Extracto de la página ▸

Orbán insta a la UE a levantar las sanciones contra el petróleo ruso ante la guerra en Oriente Medio
El primer ministro de Hungría, Viktor Orbán, pidió a la Unión Europea (UE) que suspenda las sanciones contra el petróleo y el gas rusos ante la subida de los precios del crudo como...

El primer ministro de Hungría, Viktor Orbán, pidió a la Unión Europea (UE) que suspenda las sanciones contra el petróleo y el gas rusos ante la subida de los precios del crudo como consecuencia de la guerra en Oriente Medio.
Los precios del petróleo superaron los 100 US$ por barril por primera vez desde la invasión rusa de Ucrania en 2022, mientras que Irán, atacado por Estados Unidos e Israel, continúa sus represalias contra las infraestructuras petrolíferas de sus vecinos del Golfo.
Orbán, cercano al presidente ruso Vladimir Putin, ha criticado en varias ocasiones las sanciones de la UE contra Rusia, utilizando su veto para obtener exenciones.
"Debemos revisar y suspender todas las sanciones impuestas contra la energía rusa en toda Europa. Hoy he tomado esta iniciativa en una carta dirigida a la presidenta de la Comisión (Europea), Ursula von der Leyen", declaró el líder nacionalista húngaro en un vídeo publicado en Facebook.

Descripción de la tarea ▸ Determine si cada una de las siguientes afirmaciones concuerda con la noticia sobre Orbán y las sanciones, y responda sí o no citando literalmente las palabras decisivas: 1. Orbán dirigió una carta a Ursula von der Leyen. 2. Orbán difundió su declaración en Instagram. 3. El barril de petróleo rebasó los 100 US$ por primera vez desde 2022. Los registros no guardan relación alguna con la noticia.

Listado de datos ▸

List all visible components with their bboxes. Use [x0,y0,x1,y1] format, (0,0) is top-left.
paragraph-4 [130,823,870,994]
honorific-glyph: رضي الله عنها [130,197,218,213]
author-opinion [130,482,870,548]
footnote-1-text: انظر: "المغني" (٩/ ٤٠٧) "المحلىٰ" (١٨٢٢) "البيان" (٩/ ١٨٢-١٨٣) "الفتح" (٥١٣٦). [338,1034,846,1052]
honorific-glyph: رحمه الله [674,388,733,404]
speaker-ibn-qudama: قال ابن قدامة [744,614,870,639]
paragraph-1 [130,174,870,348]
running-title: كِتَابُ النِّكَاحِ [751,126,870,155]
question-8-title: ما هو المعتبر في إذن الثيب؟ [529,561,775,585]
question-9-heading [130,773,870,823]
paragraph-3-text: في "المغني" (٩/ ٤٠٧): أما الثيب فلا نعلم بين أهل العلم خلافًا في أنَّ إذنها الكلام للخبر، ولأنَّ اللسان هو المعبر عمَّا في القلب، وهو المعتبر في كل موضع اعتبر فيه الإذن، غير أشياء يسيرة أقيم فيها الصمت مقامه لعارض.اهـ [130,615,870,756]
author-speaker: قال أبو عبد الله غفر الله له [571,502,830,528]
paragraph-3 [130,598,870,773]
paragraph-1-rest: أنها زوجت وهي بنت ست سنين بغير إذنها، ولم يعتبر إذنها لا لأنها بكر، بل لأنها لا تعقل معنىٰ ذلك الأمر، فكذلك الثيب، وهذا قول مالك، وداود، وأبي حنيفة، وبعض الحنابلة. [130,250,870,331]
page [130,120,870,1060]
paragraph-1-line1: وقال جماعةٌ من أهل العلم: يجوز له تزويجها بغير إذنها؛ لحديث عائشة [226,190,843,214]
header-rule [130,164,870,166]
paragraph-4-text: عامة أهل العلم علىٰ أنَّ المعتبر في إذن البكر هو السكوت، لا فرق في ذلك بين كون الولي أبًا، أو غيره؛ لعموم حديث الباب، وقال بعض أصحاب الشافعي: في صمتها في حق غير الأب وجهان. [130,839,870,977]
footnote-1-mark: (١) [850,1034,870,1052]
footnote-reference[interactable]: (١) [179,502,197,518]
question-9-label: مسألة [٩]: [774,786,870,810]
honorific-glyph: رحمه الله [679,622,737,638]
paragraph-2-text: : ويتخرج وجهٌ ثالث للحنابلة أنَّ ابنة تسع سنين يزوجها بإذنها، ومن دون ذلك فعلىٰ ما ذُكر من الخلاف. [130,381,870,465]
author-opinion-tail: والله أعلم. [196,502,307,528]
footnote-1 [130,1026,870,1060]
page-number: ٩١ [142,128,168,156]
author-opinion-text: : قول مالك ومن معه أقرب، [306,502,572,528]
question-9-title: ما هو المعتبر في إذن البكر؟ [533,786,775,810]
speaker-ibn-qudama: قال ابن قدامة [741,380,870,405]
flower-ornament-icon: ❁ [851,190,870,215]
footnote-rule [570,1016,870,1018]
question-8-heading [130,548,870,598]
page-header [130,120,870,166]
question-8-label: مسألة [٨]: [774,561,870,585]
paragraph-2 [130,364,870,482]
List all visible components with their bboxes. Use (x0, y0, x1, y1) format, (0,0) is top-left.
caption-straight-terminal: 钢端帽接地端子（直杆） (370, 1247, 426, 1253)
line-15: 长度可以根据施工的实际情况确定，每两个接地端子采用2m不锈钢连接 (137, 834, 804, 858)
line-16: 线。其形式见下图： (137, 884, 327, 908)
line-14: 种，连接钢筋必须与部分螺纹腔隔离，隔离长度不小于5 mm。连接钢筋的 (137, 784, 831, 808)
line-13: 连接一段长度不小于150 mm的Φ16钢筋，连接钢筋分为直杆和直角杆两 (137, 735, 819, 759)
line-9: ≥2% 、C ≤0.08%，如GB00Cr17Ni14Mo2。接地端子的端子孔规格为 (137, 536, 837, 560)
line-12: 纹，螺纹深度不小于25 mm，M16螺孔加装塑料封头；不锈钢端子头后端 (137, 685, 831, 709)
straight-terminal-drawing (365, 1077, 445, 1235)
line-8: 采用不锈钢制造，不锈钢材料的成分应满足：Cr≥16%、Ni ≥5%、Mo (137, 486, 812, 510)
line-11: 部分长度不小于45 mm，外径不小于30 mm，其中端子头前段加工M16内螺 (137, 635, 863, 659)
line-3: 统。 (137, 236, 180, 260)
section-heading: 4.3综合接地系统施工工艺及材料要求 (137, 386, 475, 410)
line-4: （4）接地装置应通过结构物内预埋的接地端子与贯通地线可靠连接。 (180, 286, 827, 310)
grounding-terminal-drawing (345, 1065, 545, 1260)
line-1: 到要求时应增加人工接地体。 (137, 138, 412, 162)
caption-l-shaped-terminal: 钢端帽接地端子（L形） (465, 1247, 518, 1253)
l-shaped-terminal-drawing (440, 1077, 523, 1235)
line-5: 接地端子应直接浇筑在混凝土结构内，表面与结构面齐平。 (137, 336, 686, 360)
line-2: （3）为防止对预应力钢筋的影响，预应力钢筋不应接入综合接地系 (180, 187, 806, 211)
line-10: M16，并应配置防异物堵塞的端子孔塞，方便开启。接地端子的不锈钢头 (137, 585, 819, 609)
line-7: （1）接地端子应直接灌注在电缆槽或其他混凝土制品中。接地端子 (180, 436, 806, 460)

Resultado de la tarea ▸
1. Sí: "Hoy he tomado esta iniciativa en una carta dirigida a la presidenta de la Comisión (Europea), Ursula von der Leyen".
2. No: "en un vídeo publicado en Facebook".
3. Sí: "Los precios del petróleo superaron los 100 US$ por barril por primera vez desde la invasión rusa de Ucrania en 2022".